## Objective:
The records below must be retyped exactly.

Data excerpts:
begin
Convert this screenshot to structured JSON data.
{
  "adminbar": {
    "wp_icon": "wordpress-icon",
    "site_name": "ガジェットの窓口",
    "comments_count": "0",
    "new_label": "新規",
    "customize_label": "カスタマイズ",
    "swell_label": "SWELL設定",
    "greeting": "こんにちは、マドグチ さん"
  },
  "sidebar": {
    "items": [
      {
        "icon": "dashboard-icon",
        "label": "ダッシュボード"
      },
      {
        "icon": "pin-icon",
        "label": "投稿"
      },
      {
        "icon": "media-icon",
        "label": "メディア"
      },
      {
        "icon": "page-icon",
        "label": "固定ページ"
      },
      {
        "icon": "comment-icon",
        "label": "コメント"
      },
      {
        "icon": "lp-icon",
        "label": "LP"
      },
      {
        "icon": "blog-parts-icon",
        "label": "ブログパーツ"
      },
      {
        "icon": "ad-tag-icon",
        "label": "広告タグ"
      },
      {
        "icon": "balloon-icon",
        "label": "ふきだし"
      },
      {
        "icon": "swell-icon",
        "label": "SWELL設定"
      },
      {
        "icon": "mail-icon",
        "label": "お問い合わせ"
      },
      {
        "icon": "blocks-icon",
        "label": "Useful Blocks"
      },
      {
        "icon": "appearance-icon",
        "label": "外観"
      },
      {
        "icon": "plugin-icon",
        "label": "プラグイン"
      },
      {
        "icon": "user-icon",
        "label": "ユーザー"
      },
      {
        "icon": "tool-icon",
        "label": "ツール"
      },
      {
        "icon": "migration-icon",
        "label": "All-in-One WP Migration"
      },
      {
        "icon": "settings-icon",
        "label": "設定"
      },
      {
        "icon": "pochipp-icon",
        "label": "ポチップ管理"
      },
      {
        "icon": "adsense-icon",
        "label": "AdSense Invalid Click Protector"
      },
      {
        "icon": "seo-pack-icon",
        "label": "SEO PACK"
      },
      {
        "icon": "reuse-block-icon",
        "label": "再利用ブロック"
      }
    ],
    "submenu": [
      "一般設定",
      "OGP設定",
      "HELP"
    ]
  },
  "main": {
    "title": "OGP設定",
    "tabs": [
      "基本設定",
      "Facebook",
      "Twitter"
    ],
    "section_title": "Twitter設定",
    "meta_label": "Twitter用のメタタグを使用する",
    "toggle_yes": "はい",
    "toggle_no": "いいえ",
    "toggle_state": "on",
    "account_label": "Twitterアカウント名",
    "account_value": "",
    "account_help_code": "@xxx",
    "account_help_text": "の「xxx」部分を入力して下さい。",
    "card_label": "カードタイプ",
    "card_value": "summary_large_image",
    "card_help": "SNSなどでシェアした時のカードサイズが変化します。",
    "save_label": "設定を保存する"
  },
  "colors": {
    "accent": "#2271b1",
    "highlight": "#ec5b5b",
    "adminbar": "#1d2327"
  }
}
end
## Full answer:
Convert this screenshot to structured JSON data.
{
  "adminbar": {
    "wp_icon": "wordpress-icon",
    "site_name": "ガジェットの窓口",
    "comments_count": "0",
    "new_label": "新規",
    "customize_label": "カスタマイズ",
    "swell_label": "SWELL設定",
    "greeting": "こんにちは、マドグチ さん"
  },
  "sidebar": {
    "items": [
      {
        "icon": "dashboard-icon",
        "label": "ダッシュボード"
      },
      {
        "icon": "pin-icon",
        "label": "投稿"
      },
      {
        "icon": "media-icon",
        "label": "メディア"
      },
      {
        "icon": "page-icon",
        "label": "固定ページ"
      },
      {
        "icon": "comment-icon",
        "label": "コメント"
      },
      {
        "icon": "lp-icon",
        "label": "LP"
      },
      {
        "icon": "blog-parts-icon",
        "label": "ブログパーツ"
      },
      {
        "icon": "ad-tag-icon",
        "label": "広告タグ"
      },
      {
        "icon": "balloon-icon",
        "label": "ふきだし"
      },
      {
        "icon": "swell-icon",
        "label": "SWELL設定"
      },
      {
        "icon": "mail-icon",
        "label": "お問い合わせ"
      },
      {
        "icon": "blocks-icon",
        "label": "Useful Blocks"
      },
      {
        "icon": "appearance-icon",
        "label": "外観"
      },
      {
        "icon": "plugin-icon",
        "label": "プラグイン"
      },
      {
        "icon": "user-icon",
        "label": "ユーザー"
      },
      {
        "icon": "tool-icon",
        "label": "ツール"
      },
      {
        "icon": "migration-icon",
        "label": "All-in-One WP Migration"
      },
      {
        "icon": "settings-icon",
        "label": "設定"
      },
      {
        "icon": "pochipp-icon",
        "label": "ポチップ管理"
      },
      {
        "icon": "adsense-icon",
        "label": "AdSense Invalid Click Protector"
      },
      {
        "icon": "seo-pack-icon",
        "label": "SEO PACK"
      },
      {
        "icon": "reuse-block-icon",
        "label": "再利用ブロック"
      }
    ],
    "submenu": [
      "一般設定",
      "OGP設定",
      "HELP"
    ]
  },
  "main": {
    "title": "OGP設定",
    "tabs": [
      "基本設定",
      "Facebook",
      "Twitter"
    ],
    "section_title": "Twitter設定",
    "meta_label": "Twitter用のメタタグを使用する",
    "toggle_yes": "はい",
    "toggle_no": "いいえ",
    "toggle_state": "on",
    "account_label": "Twitterアカウント名",
    "account_value": "",
    "account_help_code": "@xxx",
    "account_help_text": "の「xxx」部分を入力して下さい。",
    "card_label": "カードタイプ",
    "card_value": "summary_large_image",
    "card_help": "SNSなどでシェアした時のカードサイズが変化します。",
    "save_label": "設定を保存する"
  },
  "colors": {
    "accent": "#2271b1",
    "highlight": "#ec5b5b",
    "adminbar": "#1d2327"
  }
}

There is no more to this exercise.